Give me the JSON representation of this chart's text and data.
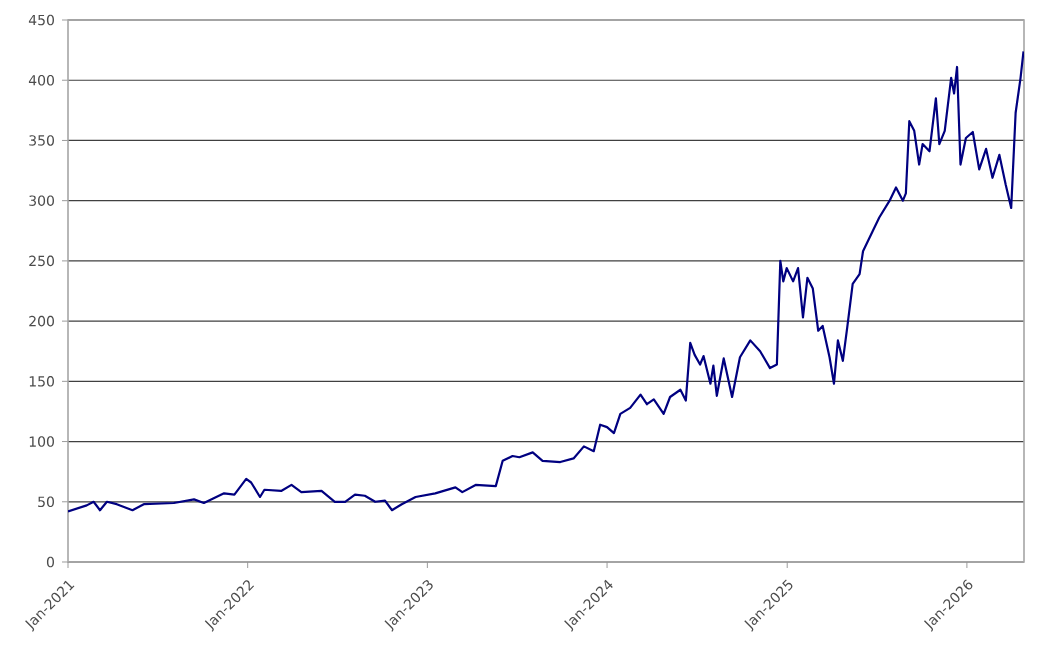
{
  "chart_data": {
    "type": "line",
    "x": [
      "2021-01-01",
      "2021-02-08",
      "2021-02-22",
      "2021-03-07",
      "2021-03-21",
      "2021-04-10",
      "2021-05-12",
      "2021-06-04",
      "2021-08-04",
      "2021-09-14",
      "2021-10-04",
      "2021-11-14",
      "2021-12-05",
      "2021-12-29",
      "2022-01-08",
      "2022-01-26",
      "2022-02-04",
      "2022-03-10",
      "2022-03-31",
      "2022-04-20",
      "2022-05-31",
      "2022-06-27",
      "2022-07-18",
      "2022-08-07",
      "2022-08-27",
      "2022-09-17",
      "2022-10-07",
      "2022-10-21",
      "2022-11-10",
      "2022-12-08",
      "2023-01-17",
      "2023-02-27",
      "2023-03-13",
      "2023-04-09",
      "2023-05-20",
      "2023-06-03",
      "2023-06-23",
      "2023-07-07",
      "2023-08-03",
      "2023-08-23",
      "2023-09-28",
      "2023-10-25",
      "2023-11-15",
      "2023-12-05",
      "2023-12-18",
      "2024-01-01",
      "2024-01-15",
      "2024-01-28",
      "2024-02-17",
      "2024-03-09",
      "2024-03-22",
      "2024-04-05",
      "2024-04-25",
      "2024-05-08",
      "2024-05-29",
      "2024-06-09",
      "2024-06-18",
      "2024-06-27",
      "2024-07-08",
      "2024-07-15",
      "2024-07-29",
      "2024-08-04",
      "2024-08-11",
      "2024-08-25",
      "2024-09-11",
      "2024-09-27",
      "2024-10-18",
      "2024-11-07",
      "2024-11-27",
      "2024-12-11",
      "2024-12-18",
      "2024-12-24",
      "2024-12-31",
      "2025-01-13",
      "2025-01-23",
      "2025-02-02",
      "2025-02-11",
      "2025-02-22",
      "2025-03-05",
      "2025-03-14",
      "2025-03-28",
      "2025-04-06",
      "2025-04-14",
      "2025-04-24",
      "2025-05-03",
      "2025-05-14",
      "2025-05-28",
      "2025-06-04",
      "2025-06-24",
      "2025-07-07",
      "2025-07-28",
      "2025-08-10",
      "2025-08-24",
      "2025-08-30",
      "2025-09-06",
      "2025-09-16",
      "2025-09-26",
      "2025-10-03",
      "2025-10-17",
      "2025-10-30",
      "2025-11-06",
      "2025-11-17",
      "2025-11-30",
      "2025-12-06",
      "2025-12-12",
      "2025-12-19",
      "2025-12-30",
      "2026-01-13",
      "2026-01-26",
      "2026-02-09",
      "2026-02-22",
      "2026-03-08",
      "2026-03-21",
      "2026-04-01",
      "2026-04-10",
      "2026-04-20",
      "2026-04-26"
    ],
    "values": [
      42,
      47,
      50,
      43,
      50,
      48,
      43,
      48,
      49,
      52,
      49,
      57,
      56,
      69,
      66,
      54,
      60,
      59,
      64,
      58,
      59,
      50,
      50,
      56,
      55,
      50,
      51,
      43,
      48,
      54,
      57,
      62,
      58,
      64,
      63,
      84,
      88,
      87,
      91,
      84,
      83,
      86,
      96,
      92,
      114,
      112,
      107,
      123,
      128,
      139,
      131,
      135,
      123,
      137,
      143,
      134,
      182,
      172,
      164,
      171,
      148,
      163,
      138,
      169,
      137,
      170,
      184,
      175,
      161,
      164,
      250,
      233,
      244,
      233,
      244,
      203,
      236,
      227,
      192,
      196,
      170,
      148,
      184,
      167,
      195,
      231,
      239,
      258,
      275,
      286,
      300,
      311,
      300,
      306,
      366,
      358,
      330,
      347,
      341,
      385,
      347,
      358,
      402,
      389,
      411,
      330,
      352,
      357,
      326,
      343,
      319,
      338,
      313,
      294,
      373,
      402,
      424
    ],
    "color": "#000080",
    "line_style": "solid",
    "xlim": [
      "2021-01-01",
      "2026-04-27"
    ],
    "xticks": [
      {
        "value": "2021-01-01",
        "label": "Jan-2021"
      },
      {
        "value": "2022-01-01",
        "label": "Jan-2022"
      },
      {
        "value": "2023-01-01",
        "label": "Jan-2023"
      },
      {
        "value": "2024-01-01",
        "label": "Jan-2024"
      },
      {
        "value": "2025-01-01",
        "label": "Jan-2025"
      },
      {
        "value": "2026-01-01",
        "label": "Jan-2026"
      }
    ],
    "ylim": [
      0,
      450
    ],
    "yticks": [
      0,
      50,
      100,
      150,
      200,
      250,
      300,
      350,
      400,
      450
    ],
    "grid": "y"
  }
}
+---+
» Given exercise:
Copy each line of the preceding data that contains the string "label".

» Exercise result:
        "label": "Jan-2021"
        "label": "Jan-2022"
        "label": "Jan-2023"
        "label": "Jan-2024"
        "label": "Jan-2025"
        "label": "Jan-2026"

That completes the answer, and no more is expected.